■ Aim ■
Report all lines holding "type".

■ Input records ■
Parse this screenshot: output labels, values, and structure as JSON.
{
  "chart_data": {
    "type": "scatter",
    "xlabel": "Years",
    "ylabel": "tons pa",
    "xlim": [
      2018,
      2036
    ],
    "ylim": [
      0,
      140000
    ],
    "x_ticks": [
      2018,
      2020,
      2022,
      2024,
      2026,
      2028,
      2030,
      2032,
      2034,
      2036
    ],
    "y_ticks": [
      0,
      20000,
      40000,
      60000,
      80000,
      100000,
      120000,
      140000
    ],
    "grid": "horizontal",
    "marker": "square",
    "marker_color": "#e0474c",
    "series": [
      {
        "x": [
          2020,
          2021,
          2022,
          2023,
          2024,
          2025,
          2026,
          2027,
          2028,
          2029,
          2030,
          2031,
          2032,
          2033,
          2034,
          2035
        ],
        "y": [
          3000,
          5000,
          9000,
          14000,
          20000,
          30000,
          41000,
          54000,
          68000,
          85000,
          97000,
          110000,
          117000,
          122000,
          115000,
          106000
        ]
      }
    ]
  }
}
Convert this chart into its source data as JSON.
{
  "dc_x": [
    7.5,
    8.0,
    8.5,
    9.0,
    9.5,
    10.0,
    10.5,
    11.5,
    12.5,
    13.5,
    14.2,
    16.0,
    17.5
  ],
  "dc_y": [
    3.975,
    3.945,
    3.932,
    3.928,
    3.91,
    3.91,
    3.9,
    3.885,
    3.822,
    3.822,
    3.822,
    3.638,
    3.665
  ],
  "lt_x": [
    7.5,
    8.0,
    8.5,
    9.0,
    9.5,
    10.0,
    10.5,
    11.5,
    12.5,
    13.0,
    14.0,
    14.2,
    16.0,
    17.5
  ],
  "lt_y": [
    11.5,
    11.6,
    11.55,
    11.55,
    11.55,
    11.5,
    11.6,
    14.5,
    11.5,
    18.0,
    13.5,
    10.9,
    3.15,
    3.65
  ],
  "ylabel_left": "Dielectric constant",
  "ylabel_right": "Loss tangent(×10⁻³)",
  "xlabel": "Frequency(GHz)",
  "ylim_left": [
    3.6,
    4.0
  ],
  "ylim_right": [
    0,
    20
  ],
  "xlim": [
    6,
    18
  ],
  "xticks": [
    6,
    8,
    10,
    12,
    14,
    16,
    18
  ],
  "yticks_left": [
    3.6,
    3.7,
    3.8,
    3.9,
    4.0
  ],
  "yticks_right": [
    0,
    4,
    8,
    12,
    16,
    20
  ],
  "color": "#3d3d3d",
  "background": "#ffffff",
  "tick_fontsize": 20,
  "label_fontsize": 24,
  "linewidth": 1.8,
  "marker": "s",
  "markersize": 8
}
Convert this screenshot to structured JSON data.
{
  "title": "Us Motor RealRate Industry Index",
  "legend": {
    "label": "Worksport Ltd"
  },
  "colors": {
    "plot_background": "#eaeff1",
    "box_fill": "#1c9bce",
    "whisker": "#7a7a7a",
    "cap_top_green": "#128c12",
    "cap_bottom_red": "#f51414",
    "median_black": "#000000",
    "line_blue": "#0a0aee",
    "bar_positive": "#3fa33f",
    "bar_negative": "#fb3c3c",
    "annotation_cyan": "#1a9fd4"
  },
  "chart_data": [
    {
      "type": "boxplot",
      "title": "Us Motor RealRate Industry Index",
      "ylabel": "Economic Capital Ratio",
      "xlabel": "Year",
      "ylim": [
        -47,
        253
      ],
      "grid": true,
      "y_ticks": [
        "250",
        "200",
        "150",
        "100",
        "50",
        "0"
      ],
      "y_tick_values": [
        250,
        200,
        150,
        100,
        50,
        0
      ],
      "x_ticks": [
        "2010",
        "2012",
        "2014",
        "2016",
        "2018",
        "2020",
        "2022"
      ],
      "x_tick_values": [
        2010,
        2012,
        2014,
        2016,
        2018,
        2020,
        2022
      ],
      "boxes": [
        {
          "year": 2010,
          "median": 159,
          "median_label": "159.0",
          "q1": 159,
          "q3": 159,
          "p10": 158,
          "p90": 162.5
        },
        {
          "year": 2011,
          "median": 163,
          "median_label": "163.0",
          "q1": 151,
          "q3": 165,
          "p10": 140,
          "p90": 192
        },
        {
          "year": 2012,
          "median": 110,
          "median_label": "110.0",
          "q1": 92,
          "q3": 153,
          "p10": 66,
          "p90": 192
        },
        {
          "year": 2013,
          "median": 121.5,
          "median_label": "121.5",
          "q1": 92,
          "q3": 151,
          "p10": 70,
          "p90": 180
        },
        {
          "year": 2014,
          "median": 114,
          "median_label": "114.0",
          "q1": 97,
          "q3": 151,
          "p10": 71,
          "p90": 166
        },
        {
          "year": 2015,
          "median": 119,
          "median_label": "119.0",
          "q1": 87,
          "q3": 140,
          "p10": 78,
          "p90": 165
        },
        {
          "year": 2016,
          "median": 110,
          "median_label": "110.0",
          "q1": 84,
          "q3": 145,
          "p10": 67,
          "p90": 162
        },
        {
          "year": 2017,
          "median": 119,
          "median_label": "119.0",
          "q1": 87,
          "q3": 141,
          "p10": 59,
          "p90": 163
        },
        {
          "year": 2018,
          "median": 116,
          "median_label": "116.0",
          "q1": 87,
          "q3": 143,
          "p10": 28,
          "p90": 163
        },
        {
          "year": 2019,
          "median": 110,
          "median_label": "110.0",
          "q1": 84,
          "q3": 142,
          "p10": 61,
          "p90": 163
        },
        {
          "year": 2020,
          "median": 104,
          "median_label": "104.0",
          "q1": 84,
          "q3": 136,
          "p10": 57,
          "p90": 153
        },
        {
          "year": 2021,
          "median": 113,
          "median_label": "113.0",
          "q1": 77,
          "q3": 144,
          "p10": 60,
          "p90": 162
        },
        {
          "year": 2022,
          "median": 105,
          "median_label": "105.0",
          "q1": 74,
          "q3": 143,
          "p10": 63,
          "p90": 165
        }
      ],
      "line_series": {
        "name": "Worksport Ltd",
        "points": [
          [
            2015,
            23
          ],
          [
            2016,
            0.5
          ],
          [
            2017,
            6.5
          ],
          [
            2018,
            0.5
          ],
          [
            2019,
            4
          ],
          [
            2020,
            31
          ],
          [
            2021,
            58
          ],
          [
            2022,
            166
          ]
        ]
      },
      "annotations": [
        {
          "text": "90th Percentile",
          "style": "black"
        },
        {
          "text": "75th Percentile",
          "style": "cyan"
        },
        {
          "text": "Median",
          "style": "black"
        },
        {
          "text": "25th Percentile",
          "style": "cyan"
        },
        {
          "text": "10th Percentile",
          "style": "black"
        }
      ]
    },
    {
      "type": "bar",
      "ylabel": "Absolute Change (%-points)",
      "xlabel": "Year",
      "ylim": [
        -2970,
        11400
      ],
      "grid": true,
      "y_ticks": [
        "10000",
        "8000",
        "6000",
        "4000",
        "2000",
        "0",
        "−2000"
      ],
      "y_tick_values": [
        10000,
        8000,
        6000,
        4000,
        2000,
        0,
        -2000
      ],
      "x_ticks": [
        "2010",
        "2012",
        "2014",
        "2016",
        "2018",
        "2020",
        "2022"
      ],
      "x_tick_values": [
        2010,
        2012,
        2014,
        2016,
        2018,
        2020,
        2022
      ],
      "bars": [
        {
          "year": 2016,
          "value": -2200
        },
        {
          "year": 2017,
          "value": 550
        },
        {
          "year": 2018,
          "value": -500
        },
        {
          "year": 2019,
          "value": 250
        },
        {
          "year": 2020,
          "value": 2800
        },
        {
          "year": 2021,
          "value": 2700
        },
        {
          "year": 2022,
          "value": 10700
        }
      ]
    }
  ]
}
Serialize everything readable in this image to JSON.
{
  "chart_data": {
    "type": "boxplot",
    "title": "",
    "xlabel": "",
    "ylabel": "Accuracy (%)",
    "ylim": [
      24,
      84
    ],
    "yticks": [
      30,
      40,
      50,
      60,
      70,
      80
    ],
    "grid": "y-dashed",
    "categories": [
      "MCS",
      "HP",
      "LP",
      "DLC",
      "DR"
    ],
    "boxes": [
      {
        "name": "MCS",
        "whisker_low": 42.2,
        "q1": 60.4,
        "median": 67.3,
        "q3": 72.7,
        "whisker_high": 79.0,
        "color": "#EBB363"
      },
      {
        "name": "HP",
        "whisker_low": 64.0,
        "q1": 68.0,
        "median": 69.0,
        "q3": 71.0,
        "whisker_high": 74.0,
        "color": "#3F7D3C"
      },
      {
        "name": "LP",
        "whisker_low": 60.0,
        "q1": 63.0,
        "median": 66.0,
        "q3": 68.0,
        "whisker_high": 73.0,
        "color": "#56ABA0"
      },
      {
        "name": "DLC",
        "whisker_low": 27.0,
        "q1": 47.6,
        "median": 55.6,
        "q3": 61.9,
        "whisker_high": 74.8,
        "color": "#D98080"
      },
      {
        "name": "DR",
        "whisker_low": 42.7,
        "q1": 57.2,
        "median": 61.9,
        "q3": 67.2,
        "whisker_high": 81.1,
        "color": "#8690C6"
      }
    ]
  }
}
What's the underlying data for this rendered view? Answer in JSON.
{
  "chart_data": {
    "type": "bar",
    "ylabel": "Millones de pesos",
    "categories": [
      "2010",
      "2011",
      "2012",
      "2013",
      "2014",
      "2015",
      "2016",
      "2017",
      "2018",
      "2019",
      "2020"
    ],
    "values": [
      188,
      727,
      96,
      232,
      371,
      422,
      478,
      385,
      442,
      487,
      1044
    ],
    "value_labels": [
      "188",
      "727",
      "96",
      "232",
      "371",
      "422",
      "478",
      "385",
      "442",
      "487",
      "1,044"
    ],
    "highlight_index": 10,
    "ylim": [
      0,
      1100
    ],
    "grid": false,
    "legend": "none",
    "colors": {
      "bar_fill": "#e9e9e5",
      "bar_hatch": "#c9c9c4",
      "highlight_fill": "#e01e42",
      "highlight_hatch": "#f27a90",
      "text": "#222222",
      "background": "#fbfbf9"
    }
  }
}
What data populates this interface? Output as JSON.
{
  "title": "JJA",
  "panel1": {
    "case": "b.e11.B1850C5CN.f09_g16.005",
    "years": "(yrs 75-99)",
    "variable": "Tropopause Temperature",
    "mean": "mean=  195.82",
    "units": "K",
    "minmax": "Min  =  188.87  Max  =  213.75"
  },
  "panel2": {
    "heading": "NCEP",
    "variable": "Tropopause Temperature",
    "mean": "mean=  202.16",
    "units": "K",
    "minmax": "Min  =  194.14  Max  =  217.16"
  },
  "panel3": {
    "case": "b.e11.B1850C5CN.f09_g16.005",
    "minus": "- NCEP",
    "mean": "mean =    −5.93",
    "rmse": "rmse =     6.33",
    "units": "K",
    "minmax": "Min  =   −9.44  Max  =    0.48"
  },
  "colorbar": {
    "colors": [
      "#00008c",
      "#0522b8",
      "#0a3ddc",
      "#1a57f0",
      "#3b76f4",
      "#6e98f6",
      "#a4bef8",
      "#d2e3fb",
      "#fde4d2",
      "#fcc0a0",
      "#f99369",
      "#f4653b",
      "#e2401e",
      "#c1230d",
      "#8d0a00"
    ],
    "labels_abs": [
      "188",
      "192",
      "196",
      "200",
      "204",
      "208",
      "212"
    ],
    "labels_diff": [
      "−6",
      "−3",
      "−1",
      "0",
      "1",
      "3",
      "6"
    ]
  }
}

■ Exercise solution ■
    "type": "scatter",
      "type": "boxplot",
      "type": "bar",
    "type": "boxplot",
    "type": "bar",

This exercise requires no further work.